To be done. Gather the lines below that include the string "markets", copying each in full.

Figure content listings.
----
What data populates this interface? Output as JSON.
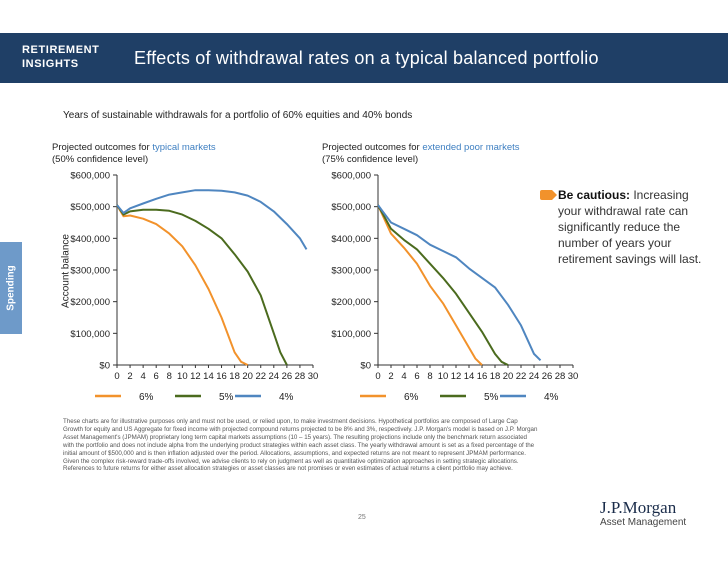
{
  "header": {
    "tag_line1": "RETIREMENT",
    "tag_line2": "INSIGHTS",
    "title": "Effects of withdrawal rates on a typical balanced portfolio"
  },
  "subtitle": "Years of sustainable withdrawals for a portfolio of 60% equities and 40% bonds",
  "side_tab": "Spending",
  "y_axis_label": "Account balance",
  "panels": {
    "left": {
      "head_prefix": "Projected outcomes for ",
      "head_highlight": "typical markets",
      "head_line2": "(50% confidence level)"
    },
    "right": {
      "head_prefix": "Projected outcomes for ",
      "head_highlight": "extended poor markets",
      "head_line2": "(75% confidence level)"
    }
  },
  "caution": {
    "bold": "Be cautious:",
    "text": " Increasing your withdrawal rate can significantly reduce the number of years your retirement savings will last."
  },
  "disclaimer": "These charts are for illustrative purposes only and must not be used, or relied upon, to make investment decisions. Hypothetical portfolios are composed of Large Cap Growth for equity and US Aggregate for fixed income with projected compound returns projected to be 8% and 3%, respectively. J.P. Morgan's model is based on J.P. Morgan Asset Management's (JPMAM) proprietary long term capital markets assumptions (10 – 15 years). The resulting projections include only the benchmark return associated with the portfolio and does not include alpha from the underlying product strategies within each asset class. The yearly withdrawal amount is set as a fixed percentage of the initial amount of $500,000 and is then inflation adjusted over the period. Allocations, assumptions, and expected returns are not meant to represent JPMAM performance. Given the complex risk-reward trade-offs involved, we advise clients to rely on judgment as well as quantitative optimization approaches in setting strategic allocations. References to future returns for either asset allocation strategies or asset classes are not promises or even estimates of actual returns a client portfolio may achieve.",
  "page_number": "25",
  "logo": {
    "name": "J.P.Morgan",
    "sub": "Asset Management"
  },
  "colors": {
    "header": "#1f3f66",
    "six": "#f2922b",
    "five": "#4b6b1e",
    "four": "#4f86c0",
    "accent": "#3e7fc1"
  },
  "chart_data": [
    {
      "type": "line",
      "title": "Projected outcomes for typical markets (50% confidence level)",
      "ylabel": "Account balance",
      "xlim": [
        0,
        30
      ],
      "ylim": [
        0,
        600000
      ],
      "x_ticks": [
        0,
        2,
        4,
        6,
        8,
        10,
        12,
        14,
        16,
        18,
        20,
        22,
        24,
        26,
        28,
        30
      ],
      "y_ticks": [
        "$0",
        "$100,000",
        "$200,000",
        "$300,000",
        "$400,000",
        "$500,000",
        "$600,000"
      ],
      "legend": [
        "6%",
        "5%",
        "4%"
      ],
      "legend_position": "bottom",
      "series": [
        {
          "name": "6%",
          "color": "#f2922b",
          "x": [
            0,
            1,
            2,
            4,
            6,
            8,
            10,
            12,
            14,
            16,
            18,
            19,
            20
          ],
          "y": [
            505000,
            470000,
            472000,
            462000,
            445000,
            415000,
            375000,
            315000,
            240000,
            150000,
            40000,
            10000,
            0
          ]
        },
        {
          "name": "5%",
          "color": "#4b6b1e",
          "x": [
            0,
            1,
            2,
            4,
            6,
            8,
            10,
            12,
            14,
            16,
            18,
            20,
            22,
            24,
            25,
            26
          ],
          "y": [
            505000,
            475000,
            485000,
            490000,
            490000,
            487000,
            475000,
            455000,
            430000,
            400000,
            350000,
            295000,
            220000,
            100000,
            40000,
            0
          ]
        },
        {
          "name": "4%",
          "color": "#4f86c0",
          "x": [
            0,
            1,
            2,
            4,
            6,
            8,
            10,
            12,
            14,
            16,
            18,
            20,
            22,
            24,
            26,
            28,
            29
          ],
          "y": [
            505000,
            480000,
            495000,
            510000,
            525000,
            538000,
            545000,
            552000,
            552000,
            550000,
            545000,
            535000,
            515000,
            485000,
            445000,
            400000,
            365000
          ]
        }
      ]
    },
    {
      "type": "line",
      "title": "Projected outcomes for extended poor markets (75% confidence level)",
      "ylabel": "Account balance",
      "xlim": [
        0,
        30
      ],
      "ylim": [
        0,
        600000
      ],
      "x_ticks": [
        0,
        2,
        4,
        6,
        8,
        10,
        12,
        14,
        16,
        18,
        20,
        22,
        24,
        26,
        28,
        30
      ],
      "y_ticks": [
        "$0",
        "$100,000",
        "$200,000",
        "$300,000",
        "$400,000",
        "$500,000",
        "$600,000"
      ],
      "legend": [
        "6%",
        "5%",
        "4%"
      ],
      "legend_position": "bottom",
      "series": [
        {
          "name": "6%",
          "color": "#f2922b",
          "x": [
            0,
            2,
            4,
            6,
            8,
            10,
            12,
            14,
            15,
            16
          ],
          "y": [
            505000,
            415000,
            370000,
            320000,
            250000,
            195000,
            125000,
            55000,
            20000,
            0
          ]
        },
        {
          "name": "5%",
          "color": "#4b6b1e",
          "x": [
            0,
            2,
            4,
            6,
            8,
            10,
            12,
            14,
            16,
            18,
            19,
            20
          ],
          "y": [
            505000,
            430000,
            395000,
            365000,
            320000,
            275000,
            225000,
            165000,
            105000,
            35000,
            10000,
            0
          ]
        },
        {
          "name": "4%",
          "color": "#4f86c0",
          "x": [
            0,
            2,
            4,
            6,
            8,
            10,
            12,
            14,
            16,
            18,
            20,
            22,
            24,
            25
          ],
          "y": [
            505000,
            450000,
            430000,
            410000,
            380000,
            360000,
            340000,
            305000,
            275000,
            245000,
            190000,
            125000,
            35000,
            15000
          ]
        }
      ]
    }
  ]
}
----
Task answer.
      "head_highlight": "typical markets",
      "head_highlight": "extended poor markets",
  "disclaimer": "These charts are for illustrative purposes only and must not be used, or relied upon, to make investment decisions. Hypothetical portfolios are composed of Large Cap Growth for equity and US Aggregate for fixed income with projected compound returns projected to be 8% and 3%, respectively. J.P. Morgan's model is based on J.P. Morgan Asset Management's (JPMAM) proprietary long term capital markets assumptions (10 – 15 years). The resulting projections include only the benchmark return associated with the portfolio and does not include alpha from the underlying product strategies within each asset class. The yearly withdrawal amount is set as a fixed percentage of the initial amount of $500,000 and is then inflation adjusted over the period. Allocations, assumptions, and expected returns are not meant to represent JPMAM performance. Given the complex risk-reward trade-offs involved, we advise clients to rely on judgment as well as quantitative optimization approaches in setting strategic allocations. References to future returns for either asset allocation strategies or asset classes are not promises or even estimates of actual returns a client portfolio may achieve.",
      "title": "Projected outcomes for typical markets (50% confidence level)",
      "title": "Projected outcomes for extended poor markets (75% confidence level)",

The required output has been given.